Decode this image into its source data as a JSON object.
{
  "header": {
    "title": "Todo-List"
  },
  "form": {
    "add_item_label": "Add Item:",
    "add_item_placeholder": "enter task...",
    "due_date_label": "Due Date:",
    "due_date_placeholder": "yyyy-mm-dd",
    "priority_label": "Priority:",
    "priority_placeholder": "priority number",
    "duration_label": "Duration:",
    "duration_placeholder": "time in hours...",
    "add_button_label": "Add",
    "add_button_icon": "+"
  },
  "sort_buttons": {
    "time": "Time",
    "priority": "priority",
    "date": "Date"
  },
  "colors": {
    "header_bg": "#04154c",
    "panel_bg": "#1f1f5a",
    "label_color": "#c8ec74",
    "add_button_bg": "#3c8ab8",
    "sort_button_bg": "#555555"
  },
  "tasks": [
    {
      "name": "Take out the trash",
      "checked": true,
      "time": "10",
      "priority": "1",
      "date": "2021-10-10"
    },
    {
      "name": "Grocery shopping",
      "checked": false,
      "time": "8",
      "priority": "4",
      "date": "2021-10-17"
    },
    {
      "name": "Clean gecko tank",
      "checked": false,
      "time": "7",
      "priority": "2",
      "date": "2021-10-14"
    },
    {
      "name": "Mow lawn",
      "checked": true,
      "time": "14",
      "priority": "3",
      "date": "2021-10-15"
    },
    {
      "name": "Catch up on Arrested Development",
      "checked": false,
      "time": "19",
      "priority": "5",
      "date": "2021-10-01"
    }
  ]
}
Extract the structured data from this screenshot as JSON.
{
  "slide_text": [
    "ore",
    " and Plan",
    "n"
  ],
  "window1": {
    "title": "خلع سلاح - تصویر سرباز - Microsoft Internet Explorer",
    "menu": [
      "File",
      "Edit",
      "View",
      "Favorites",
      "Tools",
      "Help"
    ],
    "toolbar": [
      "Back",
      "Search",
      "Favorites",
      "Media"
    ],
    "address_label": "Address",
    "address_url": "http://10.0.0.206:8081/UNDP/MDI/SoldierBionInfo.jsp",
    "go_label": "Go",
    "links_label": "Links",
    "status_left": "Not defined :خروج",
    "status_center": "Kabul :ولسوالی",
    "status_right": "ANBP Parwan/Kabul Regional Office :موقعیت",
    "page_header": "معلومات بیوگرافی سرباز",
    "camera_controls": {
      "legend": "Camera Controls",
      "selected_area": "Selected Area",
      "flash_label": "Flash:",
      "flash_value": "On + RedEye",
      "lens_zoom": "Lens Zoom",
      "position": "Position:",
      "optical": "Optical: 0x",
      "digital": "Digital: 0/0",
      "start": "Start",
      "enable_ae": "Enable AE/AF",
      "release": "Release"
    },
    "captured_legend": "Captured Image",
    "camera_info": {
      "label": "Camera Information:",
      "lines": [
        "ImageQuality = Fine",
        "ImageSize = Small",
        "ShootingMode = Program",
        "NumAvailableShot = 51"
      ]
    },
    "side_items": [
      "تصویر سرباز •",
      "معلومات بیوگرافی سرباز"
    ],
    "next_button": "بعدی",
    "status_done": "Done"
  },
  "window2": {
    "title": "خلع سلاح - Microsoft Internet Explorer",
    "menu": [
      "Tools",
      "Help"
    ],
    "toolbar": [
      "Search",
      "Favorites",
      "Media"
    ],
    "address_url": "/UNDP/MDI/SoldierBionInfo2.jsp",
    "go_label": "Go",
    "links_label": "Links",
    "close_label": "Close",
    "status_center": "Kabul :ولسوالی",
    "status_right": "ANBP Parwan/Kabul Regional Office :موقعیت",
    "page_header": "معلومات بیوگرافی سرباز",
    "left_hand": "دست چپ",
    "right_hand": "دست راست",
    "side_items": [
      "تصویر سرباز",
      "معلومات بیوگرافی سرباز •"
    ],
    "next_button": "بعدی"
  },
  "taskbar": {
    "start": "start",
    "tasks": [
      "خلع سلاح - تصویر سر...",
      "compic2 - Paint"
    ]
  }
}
____________________
Work to be completed.
Extract every line from the records above that contains the word "data".

Solution for this problem.
Decode this image into its source data as a JSON object.
Extract the structured data from this screenshot as JSON.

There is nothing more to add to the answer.